## begin Input records

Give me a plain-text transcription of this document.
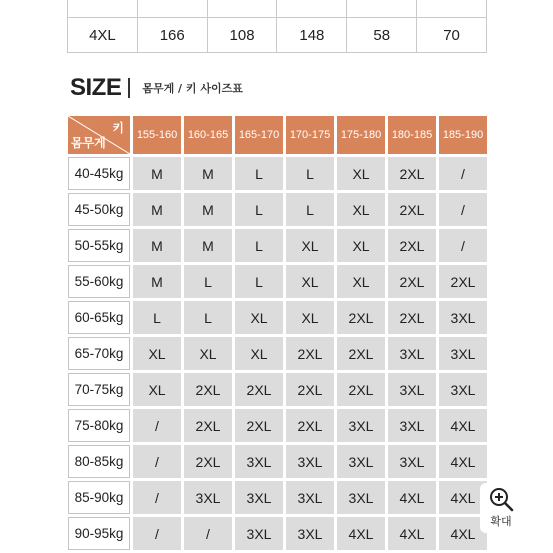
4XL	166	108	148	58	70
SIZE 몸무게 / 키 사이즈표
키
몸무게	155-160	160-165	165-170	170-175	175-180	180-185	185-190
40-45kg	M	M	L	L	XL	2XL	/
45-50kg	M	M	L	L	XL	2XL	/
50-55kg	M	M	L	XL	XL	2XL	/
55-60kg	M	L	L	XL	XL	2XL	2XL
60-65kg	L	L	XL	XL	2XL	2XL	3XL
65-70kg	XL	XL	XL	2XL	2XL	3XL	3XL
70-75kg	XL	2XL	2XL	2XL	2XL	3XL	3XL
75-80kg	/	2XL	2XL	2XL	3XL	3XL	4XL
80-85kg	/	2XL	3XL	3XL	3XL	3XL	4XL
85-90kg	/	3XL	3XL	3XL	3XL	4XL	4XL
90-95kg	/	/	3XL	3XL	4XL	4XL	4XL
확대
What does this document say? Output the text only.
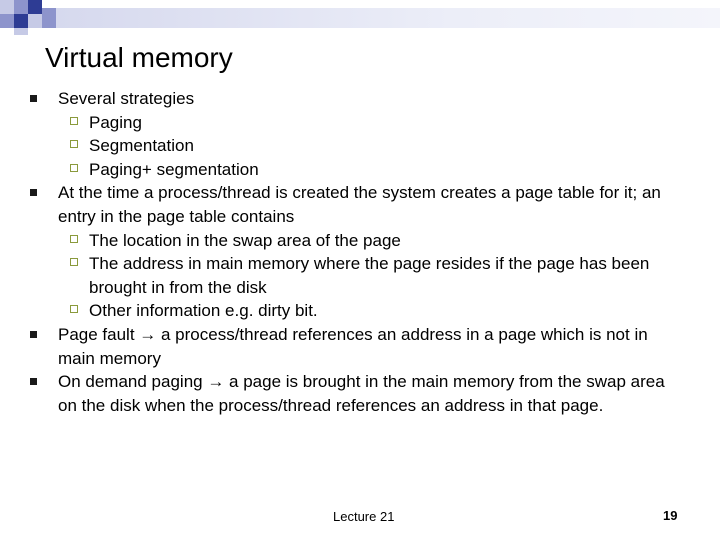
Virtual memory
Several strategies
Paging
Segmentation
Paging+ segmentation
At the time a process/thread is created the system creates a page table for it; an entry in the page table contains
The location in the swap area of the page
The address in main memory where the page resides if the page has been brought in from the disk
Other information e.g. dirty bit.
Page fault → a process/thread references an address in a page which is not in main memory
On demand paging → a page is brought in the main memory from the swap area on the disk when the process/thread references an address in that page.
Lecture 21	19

## end Input records

Set down all the entries exactly as they appear, but skip any pictures.

Give me a plain-text transcription of this document.
4XL	166	108	148	58	70
SIZE 몸무게 / 키 사이즈표
키
몸무게	155-160	160-165	165-170	170-175	175-180	180-185	185-190
40-45kg	M	M	L	L	XL	2XL	/
45-50kg	M	M	L	L	XL	2XL	/
50-55kg	M	M	L	XL	XL	2XL	/
55-60kg	M	L	L	XL	XL	2XL	2XL
60-65kg	L	L	XL	XL	2XL	2XL	3XL
65-70kg	XL	XL	XL	2XL	2XL	3XL	3XL
70-75kg	XL	2XL	2XL	2XL	2XL	3XL	3XL
75-80kg	/	2XL	2XL	2XL	3XL	3XL	4XL
80-85kg	/	2XL	3XL	3XL	3XL	3XL	4XL
85-90kg	/	3XL	3XL	3XL	3XL	4XL	4XL
90-95kg	/	/	3XL	3XL	4XL	4XL	4XL
확대
What does this document say? Output the text only.
Virtual memory
Several strategies
Paging
Segmentation
Paging+ segmentation
At the time a process/thread is created the system creates a page table for it; an entry in the page table contains
The location in the swap area of the page
The address in main memory where the page resides if the page has been brought in from the disk
Other information e.g. dirty bit.
Page fault → a process/thread references an address in a page which is not in main memory
On demand paging → a page is brought in the main memory from the swap area on the disk when the process/thread references an address in that page.
Lecture 21	19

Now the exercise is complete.